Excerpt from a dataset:
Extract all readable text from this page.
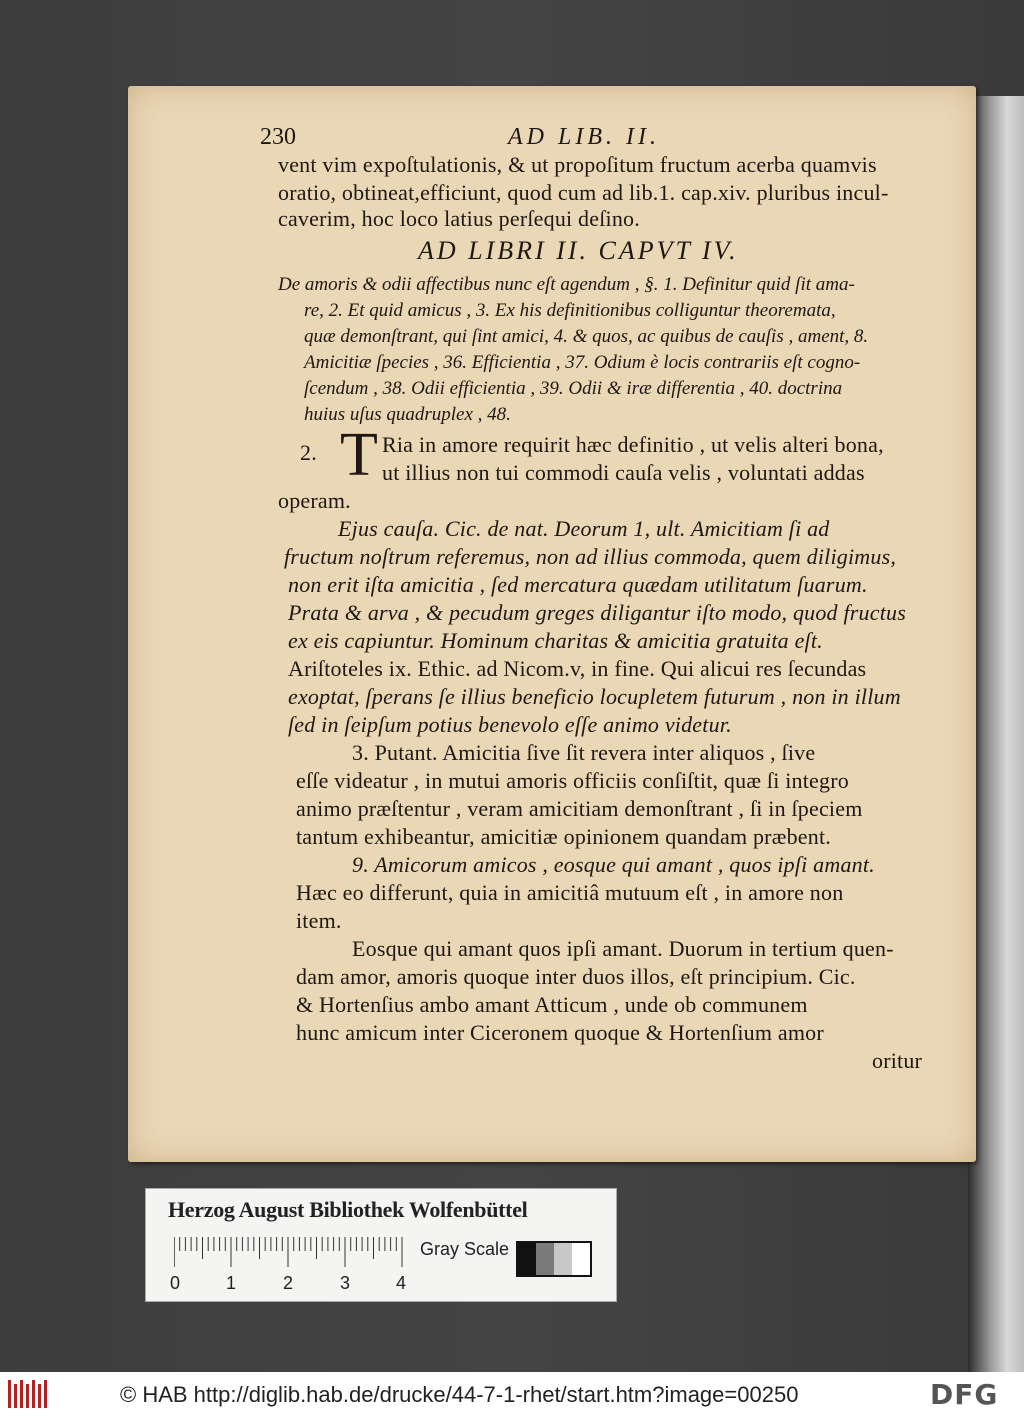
230	AD LIB. II.
vent vim expoſtulationis, & ut propoſitum fructum acerba quamvis
oratio, obtineat,efficiunt, quod cum ad lib.1. cap.xiv. pluribus incul-
caverim, hoc loco latius perſequi deſino.
AD LIBRI II. CAPVT IV.
De amoris & odii affectibus nunc eſt agendum , §. 1. Definitur quid ſit ama-
re, 2. Et quid amicus , 3. Ex his definitionibus colliguntur theoremata,
quæ demonſtrant, qui ſint amici, 4. & quos, ac quibus de cauſis , ament, 8.
Amicitiæ ſpecies , 36. Efficientia , 37. Odium è locis contrariis eſt cogno-
ſcendum , 38. Odii efficientia , 39. Odii & iræ differentia , 40. doctrina
huius uſus quadruplex , 48.
2. T Ria in amore requirit hæc definitio , ut velis alteri bona,
ut illius non tui commodi cauſa velis , voluntati addas
operam.
Ejus cauſa. Cic. de nat. Deorum 1, ult. Amicitiam ſi ad
fructum noſtrum referemus, non ad illius commoda, quem diligimus,
non erit iſta amicitia , ſed mercatura quædam utilitatum ſuarum.
Prata & arva , & pecudum greges diligantur iſto modo, quod fructus
ex eis capiuntur. Hominum charitas & amicitia gratuita eſt.
Ariſtoteles ix. Ethic. ad Nicom.v, in fine. Qui alicui res ſecundas
exoptat, ſperans ſe illius beneficio locupletem futurum , non in illum
ſed in ſeipſum potius benevolo eſſe animo videtur.
3. Putant. Amicitia ſive ſit revera inter aliquos , ſive
eſſe videatur , in mutui amoris officiis conſiſtit, quæ ſi integro
animo præſtentur , veram amicitiam demonſtrant , ſi in ſpeciem
tantum exhibeantur, amicitiæ opinionem quandam præbent.
9. Amicorum amicos , eosque qui amant , quos ipſi amant.
Hæc eo differunt, quia in amicitiâ mutuum eſt , in amore non
item.
Eosque qui amant quos ipſi amant. Duorum in tertium quen-
dam amor, amoris quoque inter duos illos, eſt principium. Cic.
& Hortenſius ambo amant Atticum , unde ob communem
hunc amicum inter Ciceronem quoque & Hortenſium amor
oritur
Herzog August Bibliothek Wolfenbüttel
0	1	2	3	4
Gray Scale
© HAB http://diglib.hab.de/drucke/44-7-1-rhet/start.htm?image=00250	DFG
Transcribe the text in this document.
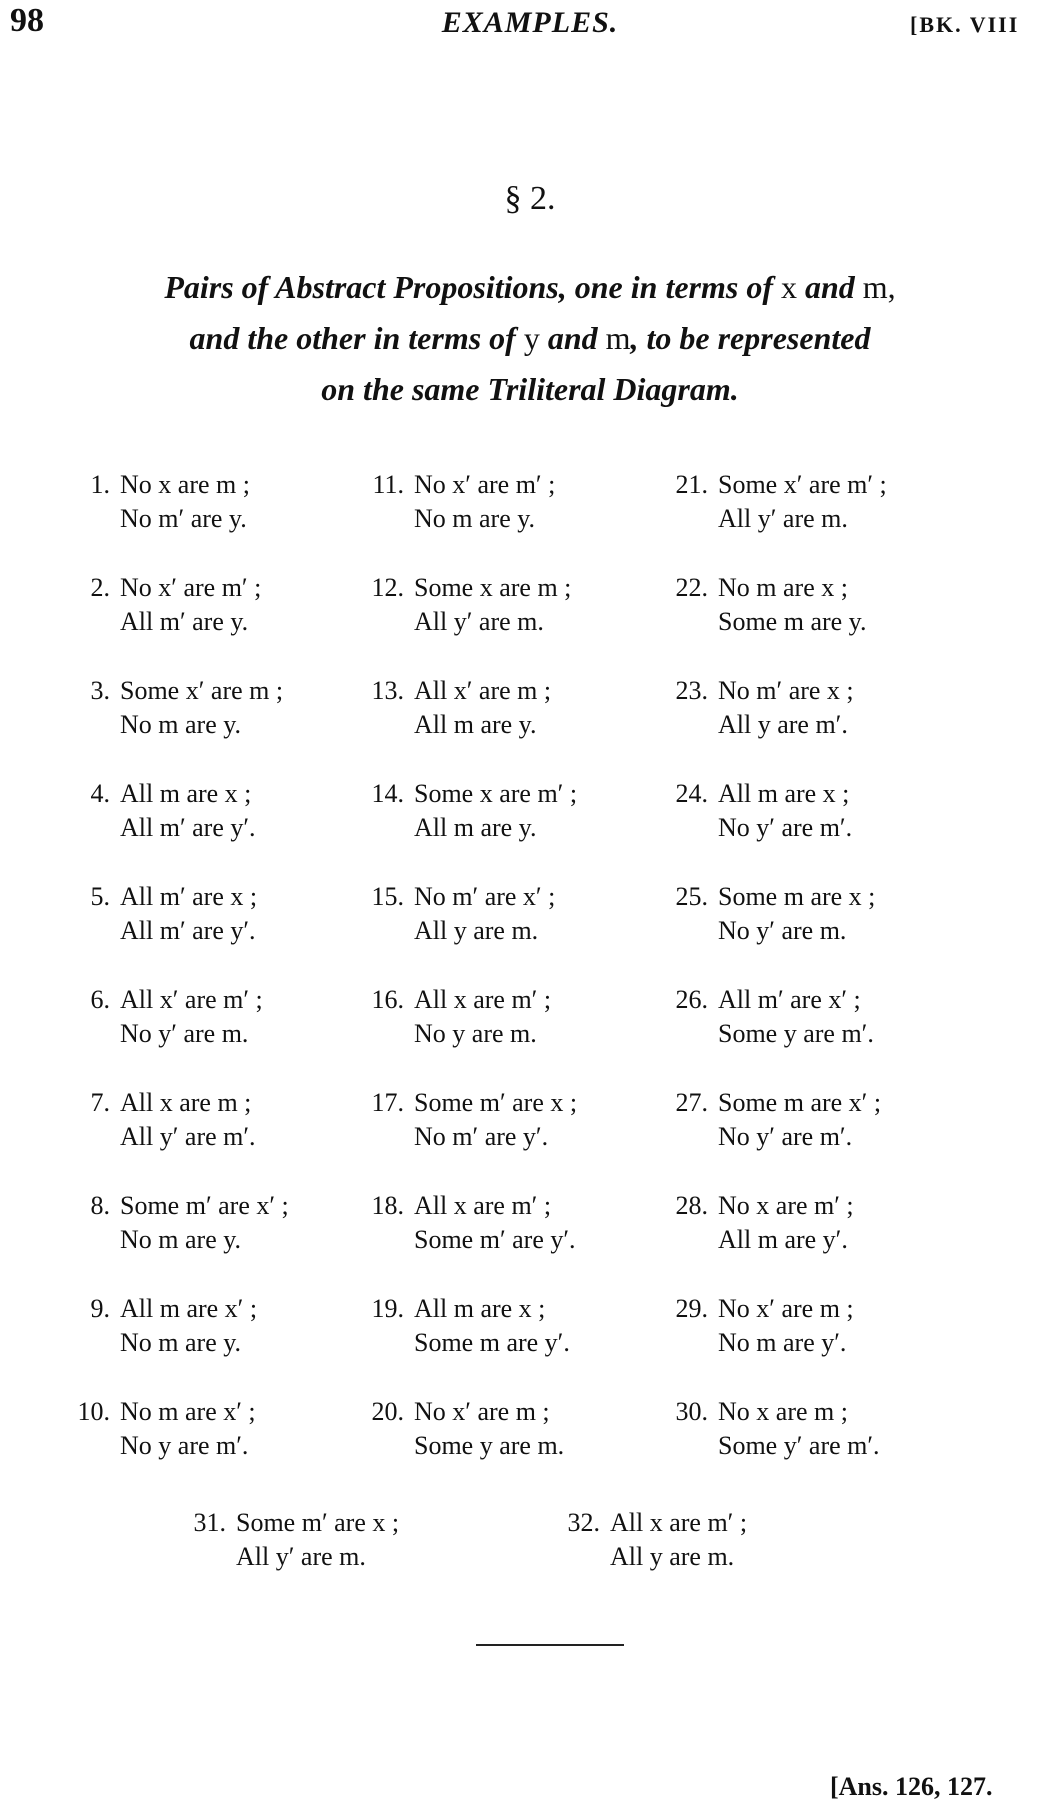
98	EXAMPLES.	[BK. VIII
§ 2.
Pairs of Abstract Propositions, one in terms of x and m,
and the other in terms of y and m, to be represented
on the same Triliteral Diagram.
1. No x are m ;
No m′ are y.
2. No x′ are m′ ;
All m′ are y.
3. Some x′ are m ;
No m are y.
4. All m are x ;
All m′ are y′.
5. All m′ are x ;
All m′ are y′.
6. All x′ are m′ ;
No y′ are m.
7. All x are m ;
All y′ are m′.
8. Some m′ are x′ ;
No m are y.
9. All m are x′ ;
No m are y.
10. No m are x′ ;
No y are m′.
11. No x′ are m′ ;
No m are y.
12. Some x are m ;
All y′ are m.
13. All x′ are m ;
All m are y.
14. Some x are m′ ;
All m are y.
15. No m′ are x′ ;
All y are m.
16. All x are m′ ;
No y are m.
17. Some m′ are x ;
No m′ are y′.
18. All x are m′ ;
Some m′ are y′.
19. All m are x ;
Some m are y′.
20. No x′ are m ;
Some y are m.
21. Some x′ are m′ ;
All y′ are m.
22. No m are x ;
Some m are y.
23. No m′ are x ;
All y are m′.
24. All m are x ;
No y′ are m′.
25. Some m are x ;
No y′ are m.
26. All m′ are x′ ;
Some y are m′.
27. Some m are x′ ;
No y′ are m′.
28. No x are m′ ;
All m are y′.
29. No x′ are m ;
No m are y′.
30. No x are m ;
Some y′ are m′.
31. Some m′ are x ;
All y′ are m.
32. All x are m′ ;
All y are m.
[Ans. 126, 127.
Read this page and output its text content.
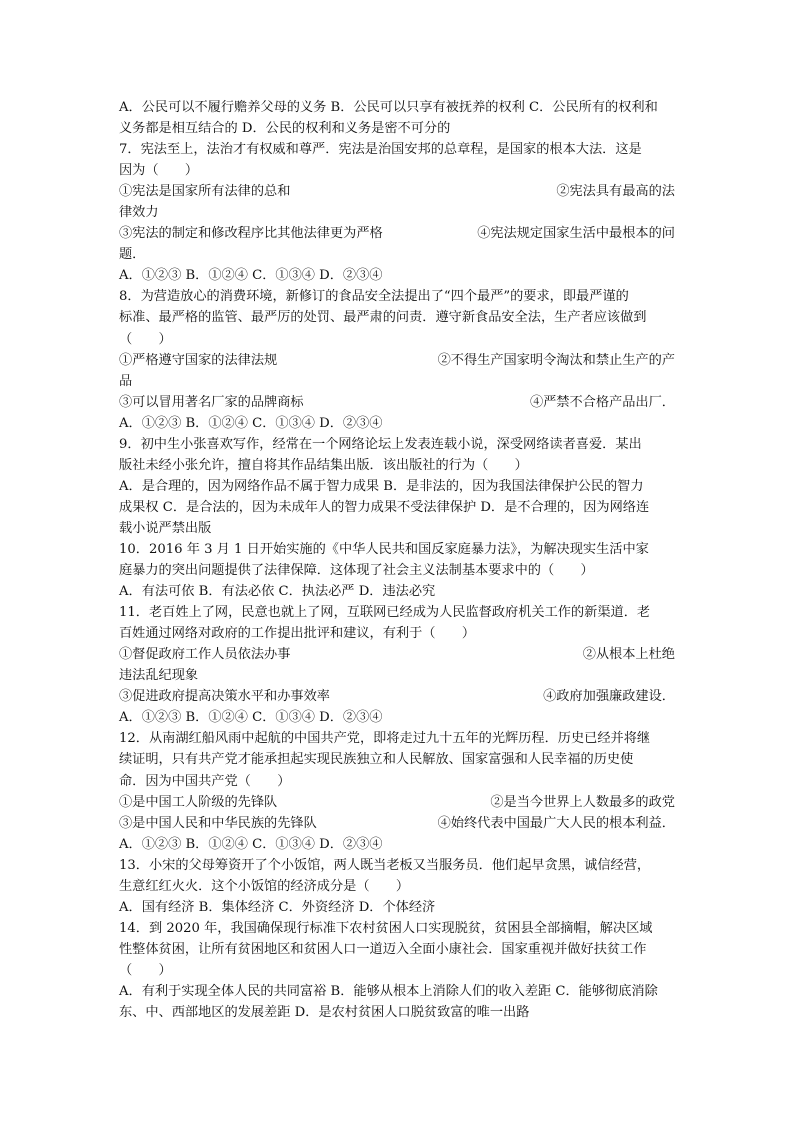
A．公民可以不履行赡养父母的义务 B．公民可以只享有被抚养的权利 C．公民所有的权利和
义务都是相互结合的 D．公民的权利和义务是密不可分的
7．宪法至上，法治才有权威和尊严．宪法是治国安邦的总章程，是国家的根本大法．这是
因为（　　）
①宪法是国家所有法律的总和	②宪法具有最高的法
律效力
③宪法的制定和修改程序比其他法律更为严格	④宪法规定国家生活中最根本的问
题．
A．①②③ B．①②④ C．①③④ D．②③④
8．为营造放心的消费环境，新修订的食品安全法提出了“四个最严”的要求，即最严谨的
标准、最严格的监管、最严厉的处罚、最严肃的问责．遵守新食品安全法，生产者应该做到
（　　）
①严格遵守国家的法律法规	②不得生产国家明令淘汰和禁止生产的产
品
③可以冒用著名厂家的品牌商标	④严禁不合格产品出厂．
A．①②③ B．①②④ C．①③④ D．②③④
9．初中生小张喜欢写作，经常在一个网络论坛上发表连载小说，深受网络读者喜爱．某出
版社未经小张允许，擅自将其作品结集出版．该出版社的行为（　　）
A．是合理的，因为网络作品不属于智力成果 B．是非法的，因为我国法律保护公民的智力
成果权 C．是合法的，因为未成年人的智力成果不受法律保护 D．是不合理的，因为网络连
载小说严禁出版
10．2016 年 3 月 1 日开始实施的《中华人民共和国反家庭暴力法》，为解决现实生活中家
庭暴力的突出问题提供了法律保障．这体现了社会主义法制基本要求中的（　　）
A．有法可依 B．有法必依 C．执法必严 D．违法必究
11．老百姓上了网，民意也就上了网，互联网已经成为人民监督政府机关工作的新渠道．老
百姓通过网络对政府的工作提出批评和建议，有利于（　　）
①督促政府工作人员依法办事	②从根本上杜绝
违法乱纪现象
③促进政府提高决策水平和办事效率	④政府加强廉政建设．
A．①②③ B．①②④ C．①③④ D．②③④
12．从南湖红船风雨中起航的中国共产党，即将走过九十五年的光辉历程．历史已经并将继
续证明，只有共产党才能承担起实现民族独立和人民解放、国家富强和人民幸福的历史使
命．因为中国共产党（　　）
①是中国工人阶级的先锋队	②是当今世界上人数最多的政党
③是中国人民和中华民族的先锋队	④始终代表中国最广大人民的根本利益．
A．①②③ B．①②④ C．①③④ D．②③④
13．小宋的父母筹资开了个小饭馆，两人既当老板又当服务员．他们起早贪黑，诚信经营，
生意红红火火．这个小饭馆的经济成分是（　　）
A．国有经济 B．集体经济 C．外资经济 D．个体经济
14．到 2020 年，我国确保现行标准下农村贫困人口实现脱贫，贫困县全部摘帽，解决区域
性整体贫困，让所有贫困地区和贫困人口一道迈入全面小康社会．国家重视并做好扶贫工作
（　　）
A．有利于实现全体人民的共同富裕 B．能够从根本上消除人们的收入差距 C．能够彻底消除
东、中、西部地区的发展差距 D．是农村贫困人口脱贫致富的唯一出路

--- EXERCISE AIM ---
Using the records above, copy each line that contains "ipſi".

--- REPLY TO THE EXERCISE ---
9. Amicorum amicos , eosque qui amant , quos ipſi amant.
Eosque qui amant quos ipſi amant. Duorum in tertium quen-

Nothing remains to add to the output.